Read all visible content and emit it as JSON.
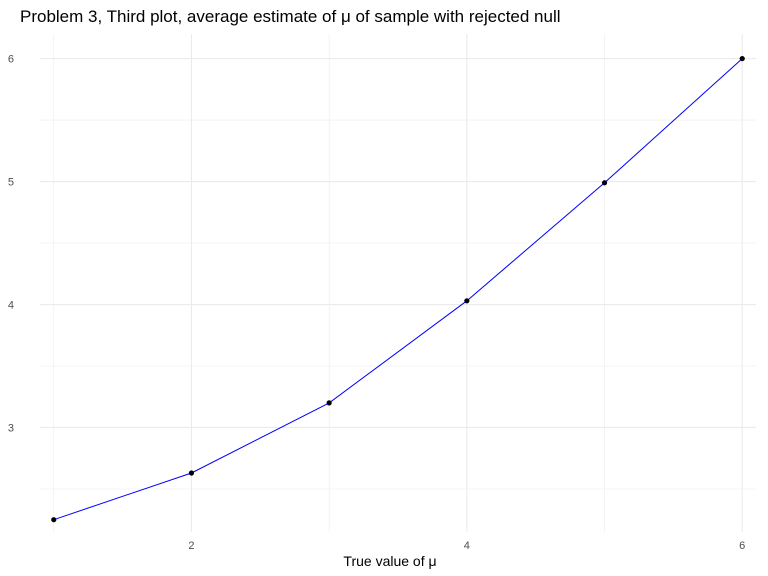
{
  "chart_data": {
    "type": "line",
    "title": "Problem 3, Third plot, average estimate of μ of sample with rejected null",
    "xlabel": "True value of μ",
    "ylabel": "",
    "x": [
      1,
      2,
      3,
      4,
      5,
      6
    ],
    "series": [
      {
        "values": [
          2.25,
          2.63,
          3.2,
          4.03,
          4.99,
          6.0
        ]
      }
    ],
    "xlim": [
      0.9,
      6.1
    ],
    "ylim": [
      2.15,
      6.2
    ],
    "x_ticks": [
      2,
      4,
      6
    ],
    "x_tick_labels": [
      "2",
      "4",
      "6"
    ],
    "x_minor_gridlines": [
      1,
      3,
      5
    ],
    "y_ticks": [
      3,
      4,
      5,
      6
    ],
    "y_tick_labels": [
      "3",
      "4",
      "5",
      "6"
    ],
    "y_minor_gridlines": [
      2.5,
      3.5,
      4.5,
      5.5
    ],
    "grid": true,
    "legend": "none",
    "line_color": "#0000ff",
    "point_color": "#000000",
    "grid_color": "#ebebeb",
    "background": "#ffffff"
  }
}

────

Transcribe the records above verbatim. Do not carry over any picture.

## RESULT OF THIS EXERCISE
Read all visible content and emit it as JSON.
{
  "chart_data": {
    "type": "line",
    "title": "Problem 3, Third plot, average estimate of μ of sample with rejected null",
    "xlabel": "True value of μ",
    "ylabel": "",
    "x": [
      1,
      2,
      3,
      4,
      5,
      6
    ],
    "series": [
      {
        "values": [
          2.25,
          2.63,
          3.2,
          4.03,
          4.99,
          6.0
        ]
      }
    ],
    "xlim": [
      0.9,
      6.1
    ],
    "ylim": [
      2.15,
      6.2
    ],
    "x_ticks": [
      2,
      4,
      6
    ],
    "x_tick_labels": [
      "2",
      "4",
      "6"
    ],
    "x_minor_gridlines": [
      1,
      3,
      5
    ],
    "y_ticks": [
      3,
      4,
      5,
      6
    ],
    "y_tick_labels": [
      "3",
      "4",
      "5",
      "6"
    ],
    "y_minor_gridlines": [
      2.5,
      3.5,
      4.5,
      5.5
    ],
    "grid": true,
    "legend": "none",
    "line_color": "#0000ff",
    "point_color": "#000000",
    "grid_color": "#ebebeb",
    "background": "#ffffff"
  }
}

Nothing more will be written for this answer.